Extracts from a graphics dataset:
▼
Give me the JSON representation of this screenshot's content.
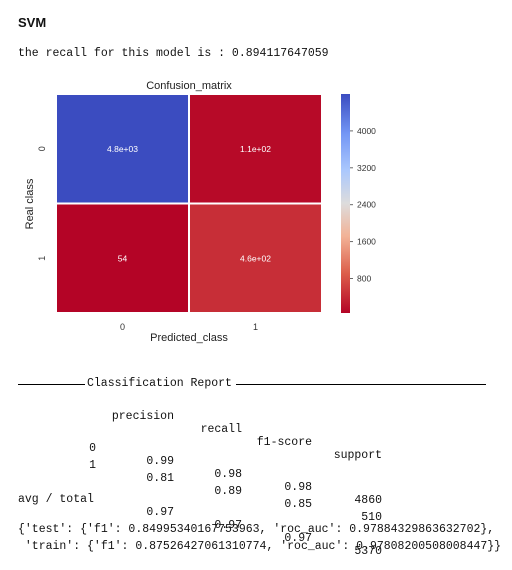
{
  "heading": "SVM",
  "recall_text": "the recall for this model is : 0.894117647059",
  "chart_data": {
    "type": "heatmap",
    "title": "Confusion_matrix",
    "xlabel": "Predicted_class",
    "ylabel": "Real class",
    "x_tick_labels": [
      "0",
      "1"
    ],
    "y_tick_labels": [
      "0",
      "1"
    ],
    "values": [
      [
        4800,
        110
      ],
      [
        54,
        460
      ]
    ],
    "annotations": [
      [
        "4.8e+03",
        "1.1e+02"
      ],
      [
        "54",
        "4.6e+02"
      ]
    ],
    "colorbar": {
      "ticks": [
        "4000",
        "3200",
        "2400",
        "1600",
        "800"
      ],
      "tick_values": [
        4000,
        3200,
        2400,
        1600,
        800
      ],
      "range": [
        54,
        4800
      ],
      "colormap": "coolwarm_r"
    },
    "colors": {
      "low": "#b40426",
      "mid": "#dddcdc",
      "high": "#3b4cc0"
    }
  },
  "report": {
    "title": "Classification Report",
    "headers": [
      "precision",
      "recall",
      "f1-score",
      "support"
    ],
    "rows": [
      {
        "label": "0",
        "values": [
          "0.99",
          "0.98",
          "0.98",
          "4860"
        ]
      },
      {
        "label": "1",
        "values": [
          "0.81",
          "0.89",
          "0.85",
          "510"
        ]
      }
    ],
    "avg": {
      "label": "avg / total",
      "values": [
        "0.97",
        "0.97",
        "0.97",
        "5370"
      ]
    }
  },
  "dict_lines": [
    "{'test': {'f1': 0.84995340167753963, 'roc_auc': 0.97884329863632702},",
    " 'train': {'f1': 0.87526427061310774, 'roc_auc': 0.97808200508008447}}"
  ]
}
▲
Set each line of the records down exactly, leaving every picture out.

**THE RESULT:**
Give me the JSON representation of this screenshot's content.
{
  "heading": "SVM",
  "recall_text": "the recall for this model is : 0.894117647059",
  "chart_data": {
    "type": "heatmap",
    "title": "Confusion_matrix",
    "xlabel": "Predicted_class",
    "ylabel": "Real class",
    "x_tick_labels": [
      "0",
      "1"
    ],
    "y_tick_labels": [
      "0",
      "1"
    ],
    "values": [
      [
        4800,
        110
      ],
      [
        54,
        460
      ]
    ],
    "annotations": [
      [
        "4.8e+03",
        "1.1e+02"
      ],
      [
        "54",
        "4.6e+02"
      ]
    ],
    "colorbar": {
      "ticks": [
        "4000",
        "3200",
        "2400",
        "1600",
        "800"
      ],
      "tick_values": [
        4000,
        3200,
        2400,
        1600,
        800
      ],
      "range": [
        54,
        4800
      ],
      "colormap": "coolwarm_r"
    },
    "colors": {
      "low": "#b40426",
      "mid": "#dddcdc",
      "high": "#3b4cc0"
    }
  },
  "report": {
    "title": "Classification Report",
    "headers": [
      "precision",
      "recall",
      "f1-score",
      "support"
    ],
    "rows": [
      {
        "label": "0",
        "values": [
          "0.99",
          "0.98",
          "0.98",
          "4860"
        ]
      },
      {
        "label": "1",
        "values": [
          "0.81",
          "0.89",
          "0.85",
          "510"
        ]
      }
    ],
    "avg": {
      "label": "avg / total",
      "values": [
        "0.97",
        "0.97",
        "0.97",
        "5370"
      ]
    }
  },
  "dict_lines": [
    "{'test': {'f1': 0.84995340167753963, 'roc_auc': 0.97884329863632702},",
    " 'train': {'f1': 0.87526427061310774, 'roc_auc': 0.97808200508008447}}"
  ]
}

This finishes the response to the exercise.